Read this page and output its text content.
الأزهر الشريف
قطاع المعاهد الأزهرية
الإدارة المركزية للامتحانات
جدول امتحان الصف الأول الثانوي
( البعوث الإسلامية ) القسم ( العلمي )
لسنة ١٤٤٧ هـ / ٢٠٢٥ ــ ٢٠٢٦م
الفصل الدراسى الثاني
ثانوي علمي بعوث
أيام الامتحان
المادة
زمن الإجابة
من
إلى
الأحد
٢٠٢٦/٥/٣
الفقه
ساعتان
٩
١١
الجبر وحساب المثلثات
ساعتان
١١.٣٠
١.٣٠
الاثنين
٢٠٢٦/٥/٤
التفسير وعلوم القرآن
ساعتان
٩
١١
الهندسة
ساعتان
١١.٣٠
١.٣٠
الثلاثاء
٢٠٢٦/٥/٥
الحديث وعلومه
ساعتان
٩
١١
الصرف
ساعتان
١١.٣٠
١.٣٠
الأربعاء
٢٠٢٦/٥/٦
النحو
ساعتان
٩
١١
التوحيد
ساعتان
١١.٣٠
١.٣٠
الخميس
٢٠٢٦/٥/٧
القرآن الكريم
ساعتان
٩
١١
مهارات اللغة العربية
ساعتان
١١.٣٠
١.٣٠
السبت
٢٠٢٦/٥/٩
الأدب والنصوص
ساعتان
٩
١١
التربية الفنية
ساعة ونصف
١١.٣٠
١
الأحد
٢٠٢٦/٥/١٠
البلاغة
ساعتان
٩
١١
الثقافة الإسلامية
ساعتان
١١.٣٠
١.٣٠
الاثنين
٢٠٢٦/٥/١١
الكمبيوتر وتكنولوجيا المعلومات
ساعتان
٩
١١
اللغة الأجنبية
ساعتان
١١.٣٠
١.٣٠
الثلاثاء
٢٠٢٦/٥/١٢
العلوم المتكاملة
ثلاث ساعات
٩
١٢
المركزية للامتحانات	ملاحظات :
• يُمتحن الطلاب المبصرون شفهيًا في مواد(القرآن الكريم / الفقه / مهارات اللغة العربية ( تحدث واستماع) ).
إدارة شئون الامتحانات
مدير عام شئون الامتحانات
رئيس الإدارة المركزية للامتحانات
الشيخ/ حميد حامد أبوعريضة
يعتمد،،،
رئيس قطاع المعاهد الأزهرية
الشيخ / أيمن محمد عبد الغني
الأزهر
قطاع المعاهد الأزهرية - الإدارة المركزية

· · · ·

• Your instructions:
Exactly as written above, please repeat the entries.

• Task solution:
Read this page and output its text content.
الأزهر الشريف
قطاع المعاهد الأزهرية
الإدارة المركزية للامتحانات
جدول امتحان الصف الأول الثانوي
( البعوث الإسلامية ) القسم ( العلمي )
لسنة ١٤٤٧ هـ / ٢٠٢٥ ــ ٢٠٢٦م
الفصل الدراسى الثاني
ثانوي علمي بعوث
أيام الامتحان
المادة
زمن الإجابة
من
إلى
الأحد
٢٠٢٦/٥/٣
الفقه
ساعتان
٩
١١
الجبر وحساب المثلثات
ساعتان
١١.٣٠
١.٣٠
الاثنين
٢٠٢٦/٥/٤
التفسير وعلوم القرآن
ساعتان
٩
١١
الهندسة
ساعتان
١١.٣٠
١.٣٠
الثلاثاء
٢٠٢٦/٥/٥
الحديث وعلومه
ساعتان
٩
١١
الصرف
ساعتان
١١.٣٠
١.٣٠
الأربعاء
٢٠٢٦/٥/٦
النحو
ساعتان
٩
١١
التوحيد
ساعتان
١١.٣٠
١.٣٠
الخميس
٢٠٢٦/٥/٧
القرآن الكريم
ساعتان
٩
١١
مهارات اللغة العربية
ساعتان
١١.٣٠
١.٣٠
السبت
٢٠٢٦/٥/٩
الأدب والنصوص
ساعتان
٩
١١
التربية الفنية
ساعة ونصف
١١.٣٠
١
الأحد
٢٠٢٦/٥/١٠
البلاغة
ساعتان
٩
١١
الثقافة الإسلامية
ساعتان
١١.٣٠
١.٣٠
الاثنين
٢٠٢٦/٥/١١
الكمبيوتر وتكنولوجيا المعلومات
ساعتان
٩
١١
اللغة الأجنبية
ساعتان
١١.٣٠
١.٣٠
الثلاثاء
٢٠٢٦/٥/١٢
العلوم المتكاملة
ثلاث ساعات
٩
١٢
المركزية للامتحانات	ملاحظات :
• يُمتحن الطلاب المبصرون شفهيًا في مواد(القرآن الكريم / الفقه / مهارات اللغة العربية ( تحدث واستماع) ).
إدارة شئون الامتحانات
مدير عام شئون الامتحانات
رئيس الإدارة المركزية للامتحانات
الشيخ/ حميد حامد أبوعريضة
يعتمد،،،
رئيس قطاع المعاهد الأزهرية
الشيخ / أيمن محمد عبد الغني
الأزهر
قطاع المعاهد الأزهرية - الإدارة المركزية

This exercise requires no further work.